• WHAT YOU HAVE TO DO: Write out the records below exactly, line for line, and leave out the pictures.

• RECORDS TO USE:
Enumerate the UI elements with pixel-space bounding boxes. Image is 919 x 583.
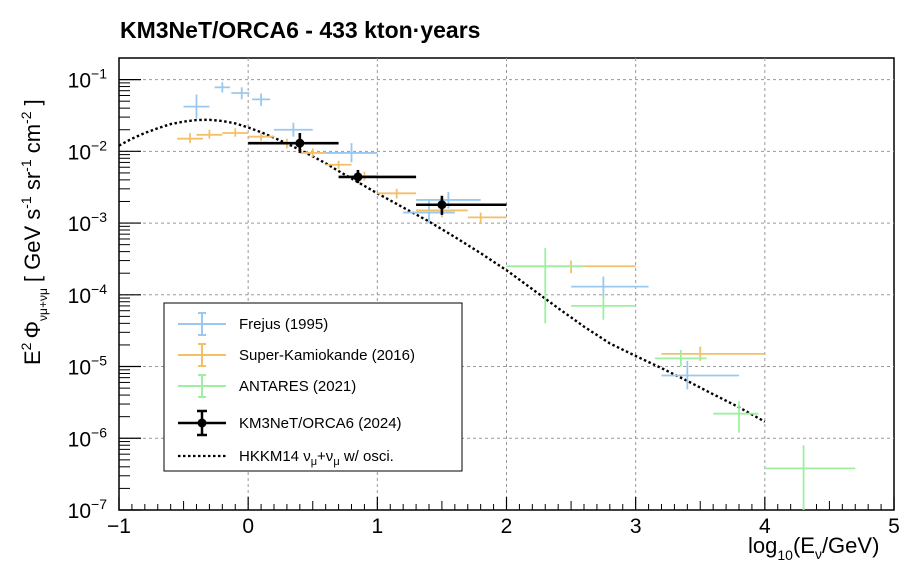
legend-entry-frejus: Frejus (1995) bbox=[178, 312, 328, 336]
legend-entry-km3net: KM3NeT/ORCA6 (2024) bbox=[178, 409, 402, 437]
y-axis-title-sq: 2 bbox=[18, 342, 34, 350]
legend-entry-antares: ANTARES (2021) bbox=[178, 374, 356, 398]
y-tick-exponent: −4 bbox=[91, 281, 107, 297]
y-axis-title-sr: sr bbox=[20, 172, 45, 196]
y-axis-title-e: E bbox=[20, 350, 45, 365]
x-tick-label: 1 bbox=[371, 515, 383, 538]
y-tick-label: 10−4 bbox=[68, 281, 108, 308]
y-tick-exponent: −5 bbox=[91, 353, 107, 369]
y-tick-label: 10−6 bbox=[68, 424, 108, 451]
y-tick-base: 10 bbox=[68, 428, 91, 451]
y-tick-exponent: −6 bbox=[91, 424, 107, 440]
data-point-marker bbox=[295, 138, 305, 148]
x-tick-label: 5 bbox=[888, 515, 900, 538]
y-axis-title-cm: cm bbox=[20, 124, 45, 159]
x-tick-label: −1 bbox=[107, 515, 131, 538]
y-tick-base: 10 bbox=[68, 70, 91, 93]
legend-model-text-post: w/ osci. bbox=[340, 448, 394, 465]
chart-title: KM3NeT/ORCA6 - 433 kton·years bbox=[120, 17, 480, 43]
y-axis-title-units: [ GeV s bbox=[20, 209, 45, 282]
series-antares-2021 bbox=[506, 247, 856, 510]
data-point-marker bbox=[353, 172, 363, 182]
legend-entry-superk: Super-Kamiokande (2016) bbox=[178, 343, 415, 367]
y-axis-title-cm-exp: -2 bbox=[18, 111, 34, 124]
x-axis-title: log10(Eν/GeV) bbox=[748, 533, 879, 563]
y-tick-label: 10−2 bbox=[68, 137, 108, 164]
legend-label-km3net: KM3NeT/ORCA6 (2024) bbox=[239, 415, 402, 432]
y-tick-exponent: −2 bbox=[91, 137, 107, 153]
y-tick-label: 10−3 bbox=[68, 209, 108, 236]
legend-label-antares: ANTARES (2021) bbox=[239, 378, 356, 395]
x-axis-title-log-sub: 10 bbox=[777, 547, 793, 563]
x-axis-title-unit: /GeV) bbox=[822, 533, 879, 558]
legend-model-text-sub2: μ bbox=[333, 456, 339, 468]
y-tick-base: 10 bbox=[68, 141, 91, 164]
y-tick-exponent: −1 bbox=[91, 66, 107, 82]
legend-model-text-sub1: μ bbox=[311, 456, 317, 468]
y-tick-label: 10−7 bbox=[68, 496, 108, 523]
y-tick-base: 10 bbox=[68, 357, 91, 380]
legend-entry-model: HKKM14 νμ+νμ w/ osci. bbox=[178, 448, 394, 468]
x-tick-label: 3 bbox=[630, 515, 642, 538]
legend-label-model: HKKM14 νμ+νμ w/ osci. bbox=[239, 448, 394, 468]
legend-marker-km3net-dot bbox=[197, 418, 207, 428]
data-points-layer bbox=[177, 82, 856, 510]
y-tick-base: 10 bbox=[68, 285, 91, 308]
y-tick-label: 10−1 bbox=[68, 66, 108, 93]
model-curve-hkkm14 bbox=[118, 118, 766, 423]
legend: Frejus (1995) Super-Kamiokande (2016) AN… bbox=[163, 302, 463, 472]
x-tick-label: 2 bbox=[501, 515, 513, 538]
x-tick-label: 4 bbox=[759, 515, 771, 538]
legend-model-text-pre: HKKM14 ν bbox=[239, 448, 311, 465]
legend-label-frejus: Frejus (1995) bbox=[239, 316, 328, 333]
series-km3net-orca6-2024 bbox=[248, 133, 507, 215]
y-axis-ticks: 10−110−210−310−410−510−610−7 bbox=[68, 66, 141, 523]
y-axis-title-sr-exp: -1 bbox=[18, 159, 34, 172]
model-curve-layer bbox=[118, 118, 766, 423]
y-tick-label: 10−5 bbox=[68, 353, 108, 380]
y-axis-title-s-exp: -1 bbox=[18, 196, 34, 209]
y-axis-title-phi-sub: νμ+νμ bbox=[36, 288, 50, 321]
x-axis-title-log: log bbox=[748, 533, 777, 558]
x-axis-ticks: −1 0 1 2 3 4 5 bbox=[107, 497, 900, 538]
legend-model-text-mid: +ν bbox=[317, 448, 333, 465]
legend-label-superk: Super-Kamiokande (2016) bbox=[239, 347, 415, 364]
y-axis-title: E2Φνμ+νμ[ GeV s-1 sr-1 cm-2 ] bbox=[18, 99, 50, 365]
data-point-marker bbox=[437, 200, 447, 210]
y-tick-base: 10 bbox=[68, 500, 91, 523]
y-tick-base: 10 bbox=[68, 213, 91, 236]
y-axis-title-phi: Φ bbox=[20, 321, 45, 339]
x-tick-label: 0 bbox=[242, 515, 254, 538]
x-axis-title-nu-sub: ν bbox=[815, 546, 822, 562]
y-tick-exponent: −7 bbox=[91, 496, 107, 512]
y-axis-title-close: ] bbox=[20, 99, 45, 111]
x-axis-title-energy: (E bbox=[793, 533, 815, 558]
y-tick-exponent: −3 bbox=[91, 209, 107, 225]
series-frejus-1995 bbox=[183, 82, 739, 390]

• SOLUTION FOR THIS EXERCISE:
Enumerate the UI elements with pixel-space bounding boxes. Image is 919 x 583.
legend-entry-frejus: Frejus (1995) bbox=[178, 312, 328, 336]
legend-entry-km3net: KM3NeT/ORCA6 (2024) bbox=[178, 409, 402, 437]
y-axis-title-sq: 2 bbox=[18, 342, 34, 350]
legend-entry-antares: ANTARES (2021) bbox=[178, 374, 356, 398]
y-tick-exponent: −4 bbox=[91, 281, 107, 297]
y-axis-title-sr: sr bbox=[20, 172, 45, 196]
y-axis-title-e: E bbox=[20, 350, 45, 365]
x-tick-label: 1 bbox=[371, 515, 383, 538]
y-tick-label: 10−4 bbox=[68, 281, 108, 308]
y-tick-exponent: −5 bbox=[91, 353, 107, 369]
y-tick-label: 10−6 bbox=[68, 424, 108, 451]
y-tick-base: 10 bbox=[68, 428, 91, 451]
y-tick-exponent: −6 bbox=[91, 424, 107, 440]
data-point-marker bbox=[295, 138, 305, 148]
x-tick-label: 5 bbox=[888, 515, 900, 538]
y-axis-title-cm: cm bbox=[20, 124, 45, 159]
x-tick-label: −1 bbox=[107, 515, 131, 538]
y-tick-base: 10 bbox=[68, 70, 91, 93]
legend-model-text-post: w/ osci. bbox=[340, 448, 394, 465]
chart-title: KM3NeT/ORCA6 - 433 kton·years bbox=[120, 17, 480, 43]
y-axis-title-units: [ GeV s bbox=[20, 209, 45, 282]
series-antares-2021 bbox=[506, 247, 856, 510]
data-point-marker bbox=[353, 172, 363, 182]
legend-entry-superk: Super-Kamiokande (2016) bbox=[178, 343, 415, 367]
y-axis-title-cm-exp: -2 bbox=[18, 111, 34, 124]
x-axis-title: log10(Eν/GeV) bbox=[748, 533, 879, 563]
y-tick-label: 10−2 bbox=[68, 137, 108, 164]
legend-label-km3net: KM3NeT/ORCA6 (2024) bbox=[239, 415, 402, 432]
y-tick-exponent: −2 bbox=[91, 137, 107, 153]
y-tick-label: 10−3 bbox=[68, 209, 108, 236]
legend-label-antares: ANTARES (2021) bbox=[239, 378, 356, 395]
x-axis-title-log-sub: 10 bbox=[777, 547, 793, 563]
x-axis-title-unit: /GeV) bbox=[822, 533, 879, 558]
legend-model-text-sub2: μ bbox=[333, 456, 339, 468]
y-tick-base: 10 bbox=[68, 141, 91, 164]
y-tick-exponent: −1 bbox=[91, 66, 107, 82]
legend-model-text-sub1: μ bbox=[311, 456, 317, 468]
y-tick-label: 10−7 bbox=[68, 496, 108, 523]
y-tick-base: 10 bbox=[68, 357, 91, 380]
legend-entry-model: HKKM14 νμ+νμ w/ osci. bbox=[178, 448, 394, 468]
x-tick-label: 3 bbox=[630, 515, 642, 538]
legend-label-model: HKKM14 νμ+νμ w/ osci. bbox=[239, 448, 394, 468]
legend-marker-km3net-dot bbox=[197, 418, 207, 428]
data-points-layer bbox=[177, 82, 856, 510]
y-tick-base: 10 bbox=[68, 285, 91, 308]
y-tick-label: 10−1 bbox=[68, 66, 108, 93]
model-curve-hkkm14 bbox=[118, 118, 766, 423]
legend: Frejus (1995) Super-Kamiokande (2016) AN… bbox=[163, 302, 463, 472]
x-tick-label: 2 bbox=[501, 515, 513, 538]
x-tick-label: 4 bbox=[759, 515, 771, 538]
legend-model-text-pre: HKKM14 ν bbox=[239, 448, 311, 465]
legend-label-frejus: Frejus (1995) bbox=[239, 316, 328, 333]
series-km3net-orca6-2024 bbox=[248, 133, 507, 215]
y-axis-ticks: 10−110−210−310−410−510−610−7 bbox=[68, 66, 141, 523]
y-axis-title-sr-exp: -1 bbox=[18, 159, 34, 172]
model-curve-layer bbox=[118, 118, 766, 423]
y-tick-label: 10−5 bbox=[68, 353, 108, 380]
y-axis-title-s-exp: -1 bbox=[18, 196, 34, 209]
y-axis-title-phi-sub: νμ+νμ bbox=[36, 288, 50, 321]
x-axis-title-log: log bbox=[748, 533, 777, 558]
x-axis-ticks: −1 0 1 2 3 4 5 bbox=[107, 497, 900, 538]
legend-model-text-mid: +ν bbox=[317, 448, 333, 465]
legend-label-superk: Super-Kamiokande (2016) bbox=[239, 347, 415, 364]
y-axis-title: E2Φνμ+νμ[ GeV s-1 sr-1 cm-2 ] bbox=[18, 99, 50, 365]
data-point-marker bbox=[437, 200, 447, 210]
y-tick-base: 10 bbox=[68, 500, 91, 523]
y-tick-base: 10 bbox=[68, 213, 91, 236]
y-axis-title-phi: Φ bbox=[20, 321, 45, 339]
x-tick-label: 0 bbox=[242, 515, 254, 538]
x-axis-title-nu-sub: ν bbox=[815, 546, 822, 562]
y-tick-exponent: −7 bbox=[91, 496, 107, 512]
y-axis-title-close: ] bbox=[20, 99, 45, 111]
x-axis-title-energy: (E bbox=[793, 533, 815, 558]
y-tick-exponent: −3 bbox=[91, 209, 107, 225]
series-frejus-1995 bbox=[183, 82, 739, 390]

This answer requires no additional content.